[Data entries]
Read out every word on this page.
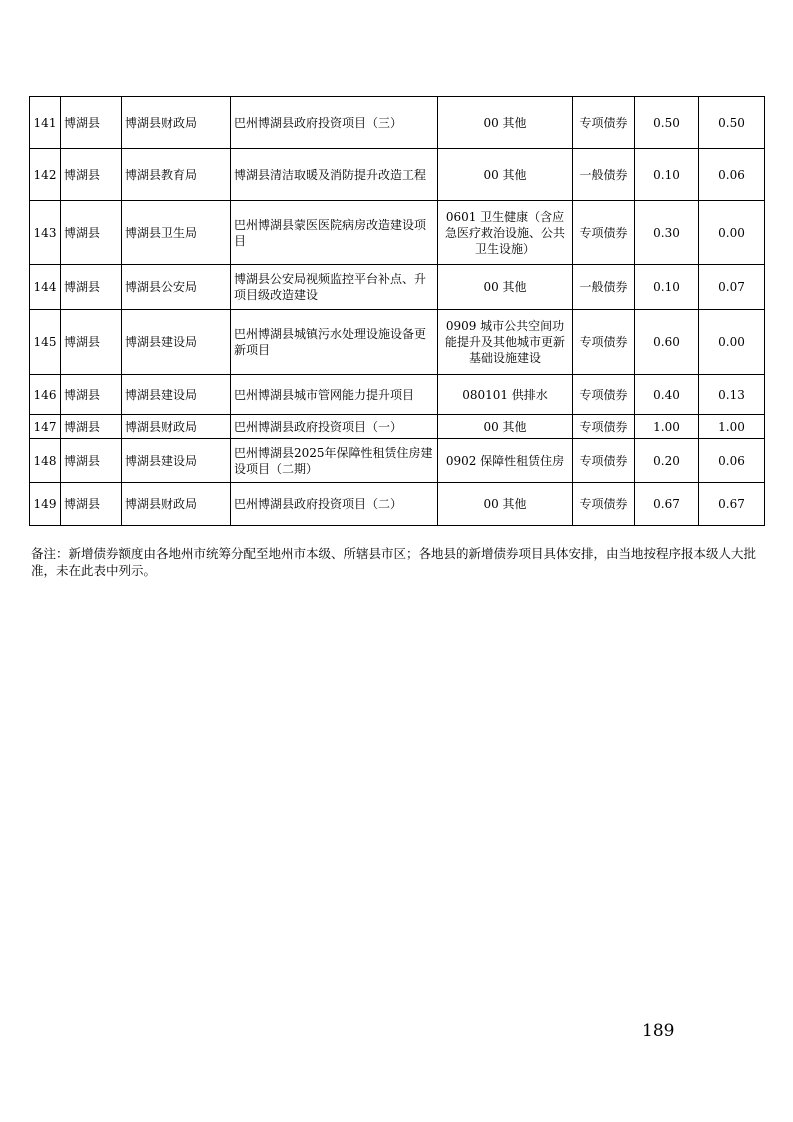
141	博湖县	博湖县财政局	巴州博湖县政府投资项目（三）	00 其他	专项债券	0.50	0.50
142	博湖县	博湖县教育局	博湖县清洁取暖及消防提升改造工程	00 其他	一般债券	0.10	0.06
143	博湖县	博湖县卫生局	巴州博湖县蒙医医院病房改造建设项目	0601 卫生健康（含应急医疗救治设施、公共卫生设施）	专项债券	0.30	0.00
144	博湖县	博湖县公安局	博湖县公安局视频监控平台补点、升项目级改造建设	00 其他	一般债券	0.10	0.07
145	博湖县	博湖县建设局	巴州博湖县城镇污水处理设施设备更新项目	0909 城市公共空间功能提升及其他城市更新基础设施建设	专项债券	0.60	0.00
146	博湖县	博湖县建设局	巴州博湖县城市管网能力提升项目	080101 供排水	专项债券	0.40	0.13
147	博湖县	博湖县财政局	巴州博湖县政府投资项目（一）	00 其他	专项债券	1.00	1.00
148	博湖县	博湖县建设局	巴州博湖县2025年保障性租赁住房建设项目（二期）	0902 保障性租赁住房	专项债券	0.20	0.06
149	博湖县	博湖县财政局	巴州博湖县政府投资项目（二）	00 其他	专项债券	0.67	0.67

备注：新增债券额度由各地州市统筹分配至地州市本级、所辖县市区；各地县的新增债券项目具体安排，由当地按程序报本级人大批准，未在此表中列示。

189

## What this task involves
The records above need to be restated word for word, with the pictures left out.

## Complete answer
Read out every word on this page.
141	博湖县	博湖县财政局	巴州博湖县政府投资项目（三）	00 其他	专项债券	0.50	0.50
142	博湖县	博湖县教育局	博湖县清洁取暖及消防提升改造工程	00 其他	一般债券	0.10	0.06
143	博湖县	博湖县卫生局	巴州博湖县蒙医医院病房改造建设项目	0601 卫生健康（含应急医疗救治设施、公共卫生设施）	专项债券	0.30	0.00
144	博湖县	博湖县公安局	博湖县公安局视频监控平台补点、升项目级改造建设	00 其他	一般债券	0.10	0.07
145	博湖县	博湖县建设局	巴州博湖县城镇污水处理设施设备更新项目	0909 城市公共空间功能提升及其他城市更新基础设施建设	专项债券	0.60	0.00
146	博湖县	博湖县建设局	巴州博湖县城市管网能力提升项目	080101 供排水	专项债券	0.40	0.13
147	博湖县	博湖县财政局	巴州博湖县政府投资项目（一）	00 其他	专项债券	1.00	1.00
148	博湖县	博湖县建设局	巴州博湖县2025年保障性租赁住房建设项目（二期）	0902 保障性租赁住房	专项债券	0.20	0.06
149	博湖县	博湖县财政局	巴州博湖县政府投资项目（二）	00 其他	专项债券	0.67	0.67

备注：新增债券额度由各地州市统筹分配至地州市本级、所辖县市区；各地县的新增债券项目具体安排，由当地按程序报本级人大批准，未在此表中列示。

189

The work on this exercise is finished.